Please report each line of the data below that contains "graphic".

===============

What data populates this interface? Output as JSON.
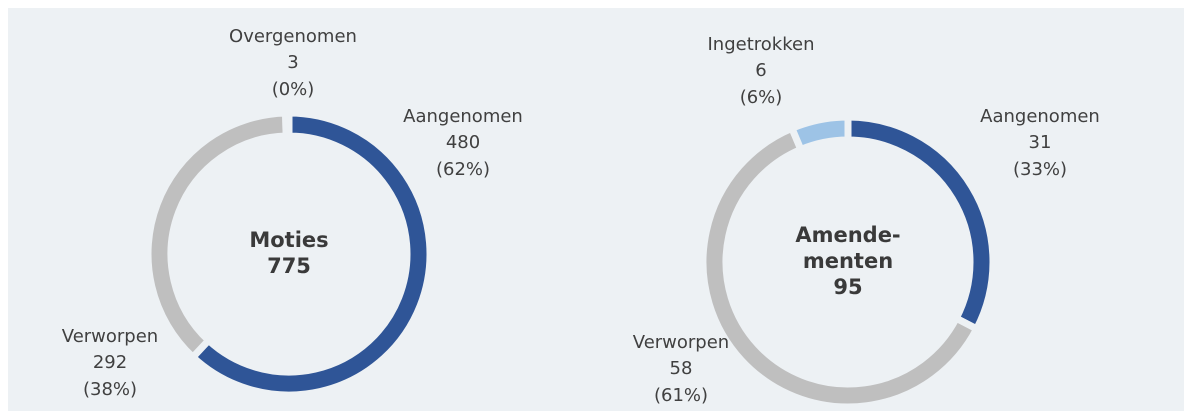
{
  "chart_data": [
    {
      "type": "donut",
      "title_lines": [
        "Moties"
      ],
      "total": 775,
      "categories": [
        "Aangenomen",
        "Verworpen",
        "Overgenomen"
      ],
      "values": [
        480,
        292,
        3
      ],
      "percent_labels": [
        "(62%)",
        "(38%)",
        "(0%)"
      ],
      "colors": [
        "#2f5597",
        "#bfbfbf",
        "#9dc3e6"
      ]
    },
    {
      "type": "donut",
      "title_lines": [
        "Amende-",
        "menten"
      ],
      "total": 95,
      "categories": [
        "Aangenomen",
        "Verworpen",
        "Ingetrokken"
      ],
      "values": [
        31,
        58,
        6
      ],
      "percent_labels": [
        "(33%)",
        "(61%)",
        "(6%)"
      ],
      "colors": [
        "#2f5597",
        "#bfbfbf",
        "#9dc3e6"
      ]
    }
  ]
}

===============

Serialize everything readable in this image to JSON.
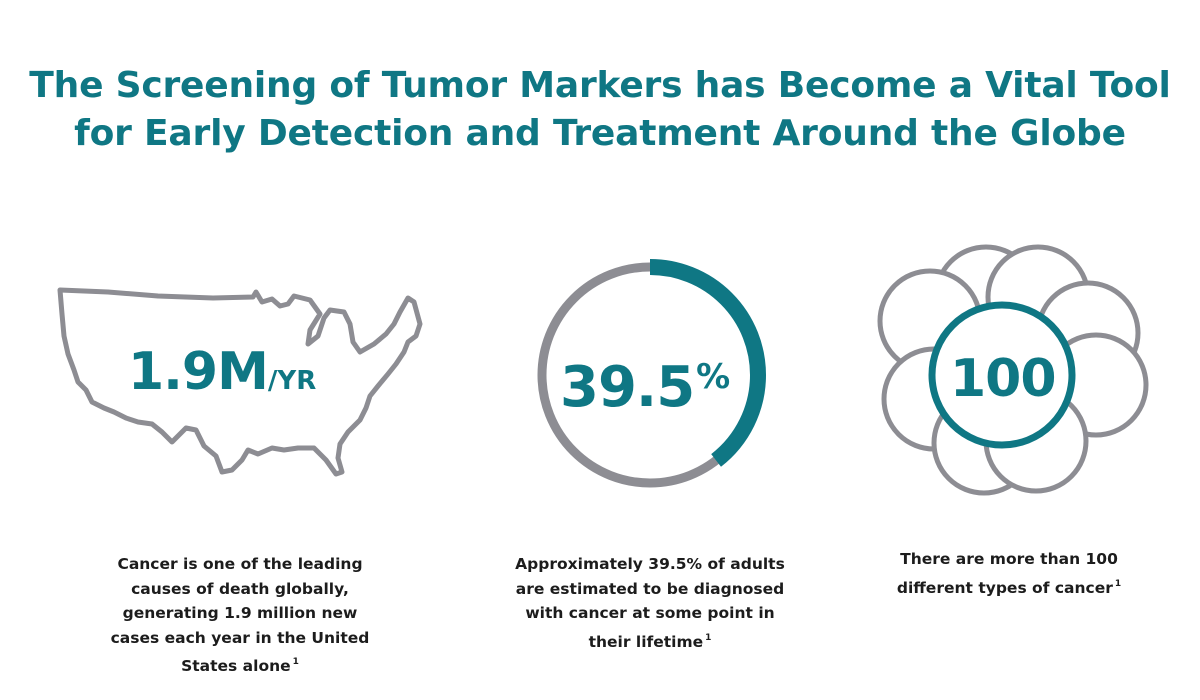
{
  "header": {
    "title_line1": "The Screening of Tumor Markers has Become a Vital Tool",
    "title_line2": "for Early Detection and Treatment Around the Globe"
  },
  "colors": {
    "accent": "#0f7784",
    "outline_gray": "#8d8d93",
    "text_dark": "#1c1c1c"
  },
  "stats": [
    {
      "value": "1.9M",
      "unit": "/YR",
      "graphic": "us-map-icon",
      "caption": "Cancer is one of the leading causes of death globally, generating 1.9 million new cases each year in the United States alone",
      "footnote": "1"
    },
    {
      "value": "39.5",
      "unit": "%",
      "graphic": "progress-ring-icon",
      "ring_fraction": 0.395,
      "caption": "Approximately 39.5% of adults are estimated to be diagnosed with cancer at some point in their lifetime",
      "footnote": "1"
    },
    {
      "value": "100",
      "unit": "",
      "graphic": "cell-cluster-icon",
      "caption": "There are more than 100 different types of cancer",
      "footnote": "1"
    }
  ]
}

===============

*Expected answer:*
      "graphic": "us-map-icon",
      "graphic": "progress-ring-icon",
      "graphic": "cell-cluster-icon",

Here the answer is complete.